課題文:
本文に移動

[社説]米当局者「北朝鮮が数カ月以内に攻撃」…韓国政府はどう備えているのか

登録:2024-01-29 06:44 修正:2024-09-24 07:25
北朝鮮のミサイル総局が「14日午後、中長距離固体燃料弾道ミサイルの発射実験を成功裏に進めた」と、労働新聞が15日付2面に報道した/朝鮮中央通信・聯合ニュース

 米国の専門家らの「朝鮮半島戦争説」に続き、米政府当局者も北朝鮮が数カ月以内に韓国を狙った攻撃に出る可能性があると警告している。北朝鮮が韓国を「敵対的交戦国」と規定し、新兵器の試験を続けて脅威のレベルを高めている中、これまで「強対強の対抗」を叫んできた韓国政府は情勢を慎重に管理すべき責任がいつにも増して大きくなった。

提示資料:
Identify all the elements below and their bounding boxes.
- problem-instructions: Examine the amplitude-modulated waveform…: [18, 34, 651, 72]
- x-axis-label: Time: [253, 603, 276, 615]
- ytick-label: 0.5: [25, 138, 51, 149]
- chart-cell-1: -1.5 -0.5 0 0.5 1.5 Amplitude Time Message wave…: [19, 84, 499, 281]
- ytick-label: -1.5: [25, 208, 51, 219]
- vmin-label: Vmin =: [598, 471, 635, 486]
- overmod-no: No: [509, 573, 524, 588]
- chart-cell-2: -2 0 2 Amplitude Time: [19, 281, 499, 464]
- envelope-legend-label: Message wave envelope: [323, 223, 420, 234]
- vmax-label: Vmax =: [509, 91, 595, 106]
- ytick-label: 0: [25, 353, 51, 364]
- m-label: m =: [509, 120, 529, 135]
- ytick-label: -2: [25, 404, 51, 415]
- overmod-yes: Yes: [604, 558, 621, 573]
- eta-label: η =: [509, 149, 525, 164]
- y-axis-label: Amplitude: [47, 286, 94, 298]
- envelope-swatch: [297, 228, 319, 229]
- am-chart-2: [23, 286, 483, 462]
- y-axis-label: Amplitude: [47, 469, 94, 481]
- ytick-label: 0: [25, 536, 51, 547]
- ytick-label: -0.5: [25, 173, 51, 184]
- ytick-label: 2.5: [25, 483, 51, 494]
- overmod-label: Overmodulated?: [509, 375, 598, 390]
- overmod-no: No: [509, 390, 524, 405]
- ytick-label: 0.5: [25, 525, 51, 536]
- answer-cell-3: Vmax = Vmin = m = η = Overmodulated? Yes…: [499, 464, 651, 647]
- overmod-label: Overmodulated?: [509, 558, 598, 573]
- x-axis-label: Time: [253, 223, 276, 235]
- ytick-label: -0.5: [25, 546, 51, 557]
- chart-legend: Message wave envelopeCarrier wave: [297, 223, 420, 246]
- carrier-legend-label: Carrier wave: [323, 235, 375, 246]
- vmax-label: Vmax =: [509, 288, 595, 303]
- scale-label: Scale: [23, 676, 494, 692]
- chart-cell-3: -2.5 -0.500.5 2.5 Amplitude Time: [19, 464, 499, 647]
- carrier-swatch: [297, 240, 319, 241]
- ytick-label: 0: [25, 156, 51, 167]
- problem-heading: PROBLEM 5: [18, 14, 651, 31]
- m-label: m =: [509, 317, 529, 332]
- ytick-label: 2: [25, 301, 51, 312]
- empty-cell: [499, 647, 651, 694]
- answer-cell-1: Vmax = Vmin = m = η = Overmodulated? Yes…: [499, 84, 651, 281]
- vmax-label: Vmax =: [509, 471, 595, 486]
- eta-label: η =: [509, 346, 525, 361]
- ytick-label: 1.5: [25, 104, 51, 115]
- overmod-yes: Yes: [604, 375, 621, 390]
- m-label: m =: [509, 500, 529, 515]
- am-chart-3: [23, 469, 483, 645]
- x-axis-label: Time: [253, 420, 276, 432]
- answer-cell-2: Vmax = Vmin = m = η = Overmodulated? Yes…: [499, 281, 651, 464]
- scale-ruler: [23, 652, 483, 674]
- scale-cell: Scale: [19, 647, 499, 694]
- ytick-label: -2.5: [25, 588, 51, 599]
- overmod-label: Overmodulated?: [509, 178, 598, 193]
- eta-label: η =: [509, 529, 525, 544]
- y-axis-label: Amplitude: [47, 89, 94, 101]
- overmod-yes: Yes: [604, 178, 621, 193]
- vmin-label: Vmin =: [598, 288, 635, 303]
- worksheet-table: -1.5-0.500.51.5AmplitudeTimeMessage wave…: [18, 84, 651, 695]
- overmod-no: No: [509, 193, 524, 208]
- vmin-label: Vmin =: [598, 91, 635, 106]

---

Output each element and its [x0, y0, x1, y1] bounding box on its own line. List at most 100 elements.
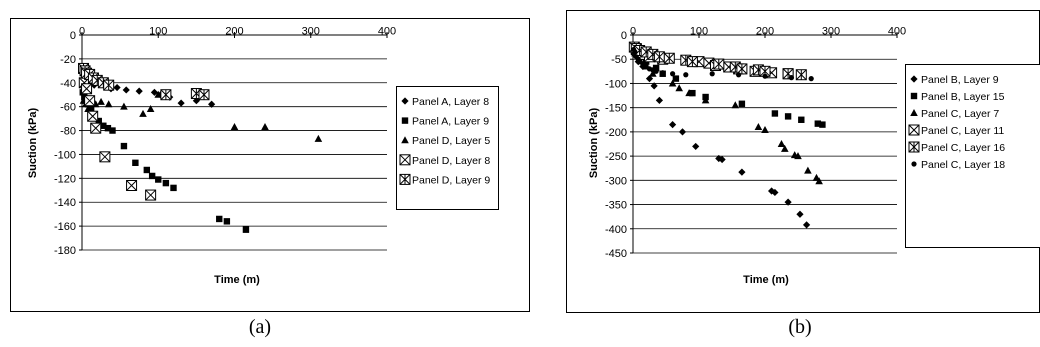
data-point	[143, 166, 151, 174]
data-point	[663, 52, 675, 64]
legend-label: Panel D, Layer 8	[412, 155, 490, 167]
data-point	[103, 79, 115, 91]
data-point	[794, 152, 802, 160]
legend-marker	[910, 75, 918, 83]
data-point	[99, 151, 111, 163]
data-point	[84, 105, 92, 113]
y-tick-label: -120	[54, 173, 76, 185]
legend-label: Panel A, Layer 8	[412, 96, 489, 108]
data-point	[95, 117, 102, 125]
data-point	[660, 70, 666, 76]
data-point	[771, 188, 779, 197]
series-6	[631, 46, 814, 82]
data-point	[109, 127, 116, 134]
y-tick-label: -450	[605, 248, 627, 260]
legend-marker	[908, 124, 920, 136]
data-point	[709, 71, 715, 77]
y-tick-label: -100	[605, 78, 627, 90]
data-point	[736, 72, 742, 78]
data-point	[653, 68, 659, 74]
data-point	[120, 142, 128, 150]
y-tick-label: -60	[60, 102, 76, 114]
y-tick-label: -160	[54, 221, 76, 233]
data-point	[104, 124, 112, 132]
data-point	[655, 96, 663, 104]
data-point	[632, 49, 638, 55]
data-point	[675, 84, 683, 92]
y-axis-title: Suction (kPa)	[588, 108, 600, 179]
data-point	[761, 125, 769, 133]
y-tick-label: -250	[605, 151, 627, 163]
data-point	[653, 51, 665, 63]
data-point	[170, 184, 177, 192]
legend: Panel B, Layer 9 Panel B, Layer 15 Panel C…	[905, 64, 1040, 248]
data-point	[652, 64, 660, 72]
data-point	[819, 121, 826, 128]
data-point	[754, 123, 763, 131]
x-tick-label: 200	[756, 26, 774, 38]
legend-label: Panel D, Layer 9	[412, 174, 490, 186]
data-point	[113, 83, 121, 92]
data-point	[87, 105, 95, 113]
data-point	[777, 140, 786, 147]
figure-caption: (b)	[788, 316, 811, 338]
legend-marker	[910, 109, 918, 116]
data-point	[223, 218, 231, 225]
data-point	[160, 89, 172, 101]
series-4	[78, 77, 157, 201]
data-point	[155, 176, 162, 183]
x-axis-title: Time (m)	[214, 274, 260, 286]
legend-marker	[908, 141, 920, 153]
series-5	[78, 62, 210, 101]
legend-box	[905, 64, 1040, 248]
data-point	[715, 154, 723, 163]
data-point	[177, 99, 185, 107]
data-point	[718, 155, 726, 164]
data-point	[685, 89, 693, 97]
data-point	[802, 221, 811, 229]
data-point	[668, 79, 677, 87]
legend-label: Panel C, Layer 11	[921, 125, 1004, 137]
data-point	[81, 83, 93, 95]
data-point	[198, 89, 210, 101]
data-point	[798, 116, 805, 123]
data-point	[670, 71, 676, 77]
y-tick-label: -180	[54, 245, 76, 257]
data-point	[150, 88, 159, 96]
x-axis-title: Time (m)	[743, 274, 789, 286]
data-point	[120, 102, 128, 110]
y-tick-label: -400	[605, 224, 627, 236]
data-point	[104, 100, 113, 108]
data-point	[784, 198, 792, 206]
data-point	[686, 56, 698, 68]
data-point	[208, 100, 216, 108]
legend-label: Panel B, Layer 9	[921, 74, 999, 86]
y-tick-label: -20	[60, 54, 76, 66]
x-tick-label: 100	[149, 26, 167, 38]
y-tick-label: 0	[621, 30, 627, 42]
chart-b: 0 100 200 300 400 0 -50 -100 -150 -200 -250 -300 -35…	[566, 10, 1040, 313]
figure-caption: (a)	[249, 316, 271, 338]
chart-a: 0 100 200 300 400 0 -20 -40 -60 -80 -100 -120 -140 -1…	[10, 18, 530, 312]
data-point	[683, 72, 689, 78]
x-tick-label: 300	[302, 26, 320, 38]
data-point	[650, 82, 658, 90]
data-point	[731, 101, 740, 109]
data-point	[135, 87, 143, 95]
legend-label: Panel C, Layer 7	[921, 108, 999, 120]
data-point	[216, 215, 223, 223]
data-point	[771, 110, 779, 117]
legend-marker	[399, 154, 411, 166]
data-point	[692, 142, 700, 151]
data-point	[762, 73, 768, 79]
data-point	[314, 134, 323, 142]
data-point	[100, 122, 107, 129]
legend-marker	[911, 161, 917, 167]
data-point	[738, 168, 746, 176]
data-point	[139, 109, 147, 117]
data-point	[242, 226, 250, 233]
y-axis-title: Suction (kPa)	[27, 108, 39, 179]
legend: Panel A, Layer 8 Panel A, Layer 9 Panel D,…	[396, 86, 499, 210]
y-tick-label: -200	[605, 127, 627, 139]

やること:
1. 次の(a)〜(c)が課題文の内容と合っているかどうか、それぞれ「はい」か「いいえ」で答えてください。答えごとに、決め手になる課題文の言葉をそのまま引用してください。
(a) 米政府当局者は、北朝鮮が数カ月以内に韓国を狙った攻撃に出る可能性があると警告している。
(b) 北朝鮮は韓国を「同胞国家」と規定している。
(c) ミサイル発射実験のことは、労働新聞の1面で報じられた。
2. 課題文の「登録:2024-01-29 06:44 修正:2024-09-24」から「いつにも増して大きくなった。」までを、両端の語句も含めて一字も変えずに書き写してください。

解答一覧:
1.
(a) はい。『米政府当局者も北朝鮮が数カ月以内に韓国を狙った攻撃に出る可能性があると警告している』
(b) いいえ。『北朝鮮が韓国を「敵対的交戦国」と規定し』
(c) いいえ。『労働新聞が15日付2面に報道した』

2.
登録:2024-01-29 06:44 修正:2024-09-24 07:25
北朝鮮のミサイル総局が「14日午後、中長距離固体燃料弾道ミサイルの発射実験を成功裏に進めた」と、労働新聞が15日付2面に報道した/朝鮮中央通信・聯合ニュース

 米国の専門家らの「朝鮮半島戦争説」に続き、米政府当局者も北朝鮮が数カ月以内に韓国を狙った攻撃に出る可能性があると警告している。北朝鮮が韓国を「敵対的交戦国」と規定し、新兵器の試験を続けて脅威のレベルを高めている中、これまで「強対強の対抗」を叫んできた韓国政府は情勢を慎重に管理すべき責任がいつにも増して大きくなった。